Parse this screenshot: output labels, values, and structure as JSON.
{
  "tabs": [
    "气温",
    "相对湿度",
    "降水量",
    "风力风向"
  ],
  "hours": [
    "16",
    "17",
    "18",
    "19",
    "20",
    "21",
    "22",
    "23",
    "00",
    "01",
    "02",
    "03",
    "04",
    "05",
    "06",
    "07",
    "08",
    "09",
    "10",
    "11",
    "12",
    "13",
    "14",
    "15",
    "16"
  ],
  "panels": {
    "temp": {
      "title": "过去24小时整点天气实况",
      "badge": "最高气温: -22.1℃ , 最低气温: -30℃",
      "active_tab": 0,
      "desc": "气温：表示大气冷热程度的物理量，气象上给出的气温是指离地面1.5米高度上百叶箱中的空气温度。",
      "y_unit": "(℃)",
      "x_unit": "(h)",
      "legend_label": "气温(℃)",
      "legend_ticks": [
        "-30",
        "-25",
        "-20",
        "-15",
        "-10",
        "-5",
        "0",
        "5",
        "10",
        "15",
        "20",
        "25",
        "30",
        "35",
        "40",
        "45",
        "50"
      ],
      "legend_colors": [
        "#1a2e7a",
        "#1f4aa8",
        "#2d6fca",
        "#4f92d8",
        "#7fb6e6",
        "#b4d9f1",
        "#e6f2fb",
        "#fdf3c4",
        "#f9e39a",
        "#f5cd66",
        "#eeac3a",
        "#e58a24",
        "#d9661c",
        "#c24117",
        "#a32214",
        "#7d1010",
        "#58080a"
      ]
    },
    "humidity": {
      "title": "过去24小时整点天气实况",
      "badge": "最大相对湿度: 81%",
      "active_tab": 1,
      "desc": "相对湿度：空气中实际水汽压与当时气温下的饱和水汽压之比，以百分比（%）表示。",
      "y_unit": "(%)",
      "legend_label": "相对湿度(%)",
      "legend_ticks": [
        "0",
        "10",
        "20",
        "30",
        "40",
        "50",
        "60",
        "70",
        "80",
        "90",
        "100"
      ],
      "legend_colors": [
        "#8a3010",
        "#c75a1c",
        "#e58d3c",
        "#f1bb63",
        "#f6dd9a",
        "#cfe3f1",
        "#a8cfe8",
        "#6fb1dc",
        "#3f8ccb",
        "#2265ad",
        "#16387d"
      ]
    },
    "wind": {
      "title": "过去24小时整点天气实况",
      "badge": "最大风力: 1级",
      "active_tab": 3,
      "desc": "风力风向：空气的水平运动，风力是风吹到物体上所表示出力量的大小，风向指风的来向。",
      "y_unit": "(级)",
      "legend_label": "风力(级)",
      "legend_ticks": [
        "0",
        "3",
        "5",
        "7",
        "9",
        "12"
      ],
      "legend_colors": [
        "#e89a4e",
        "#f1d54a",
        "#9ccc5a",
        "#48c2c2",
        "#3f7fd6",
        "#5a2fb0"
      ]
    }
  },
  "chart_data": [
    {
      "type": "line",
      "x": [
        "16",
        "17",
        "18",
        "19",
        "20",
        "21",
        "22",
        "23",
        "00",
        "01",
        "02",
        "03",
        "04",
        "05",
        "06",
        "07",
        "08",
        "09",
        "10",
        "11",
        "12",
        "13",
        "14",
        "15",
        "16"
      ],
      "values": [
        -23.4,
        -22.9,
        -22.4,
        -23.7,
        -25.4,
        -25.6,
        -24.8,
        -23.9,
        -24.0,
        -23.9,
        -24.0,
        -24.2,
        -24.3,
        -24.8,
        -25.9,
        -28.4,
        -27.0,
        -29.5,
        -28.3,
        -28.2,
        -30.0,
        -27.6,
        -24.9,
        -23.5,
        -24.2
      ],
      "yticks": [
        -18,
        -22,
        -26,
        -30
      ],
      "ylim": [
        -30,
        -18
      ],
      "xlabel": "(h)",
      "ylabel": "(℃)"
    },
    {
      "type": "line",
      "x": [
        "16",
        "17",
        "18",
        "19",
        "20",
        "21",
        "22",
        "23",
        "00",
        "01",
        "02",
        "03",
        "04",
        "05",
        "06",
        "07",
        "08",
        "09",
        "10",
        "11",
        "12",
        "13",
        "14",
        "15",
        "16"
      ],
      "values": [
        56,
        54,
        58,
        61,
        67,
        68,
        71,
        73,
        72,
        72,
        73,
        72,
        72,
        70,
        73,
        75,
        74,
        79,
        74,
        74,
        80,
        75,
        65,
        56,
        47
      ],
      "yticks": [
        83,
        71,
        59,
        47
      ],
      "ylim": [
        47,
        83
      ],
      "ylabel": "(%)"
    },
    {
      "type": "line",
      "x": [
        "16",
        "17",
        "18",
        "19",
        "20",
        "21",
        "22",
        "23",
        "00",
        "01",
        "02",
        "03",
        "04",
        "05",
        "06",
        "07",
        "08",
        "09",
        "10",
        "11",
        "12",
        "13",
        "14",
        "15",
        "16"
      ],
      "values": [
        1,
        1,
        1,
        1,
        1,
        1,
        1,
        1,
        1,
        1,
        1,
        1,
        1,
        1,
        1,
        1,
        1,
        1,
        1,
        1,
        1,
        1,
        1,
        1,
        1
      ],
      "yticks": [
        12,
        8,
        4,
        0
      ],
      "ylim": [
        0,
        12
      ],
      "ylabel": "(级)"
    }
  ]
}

WORK TO BE COMPLETED
Report only how many lines of the listing hold the word "desc".

OUTPUT OF THE TASK
3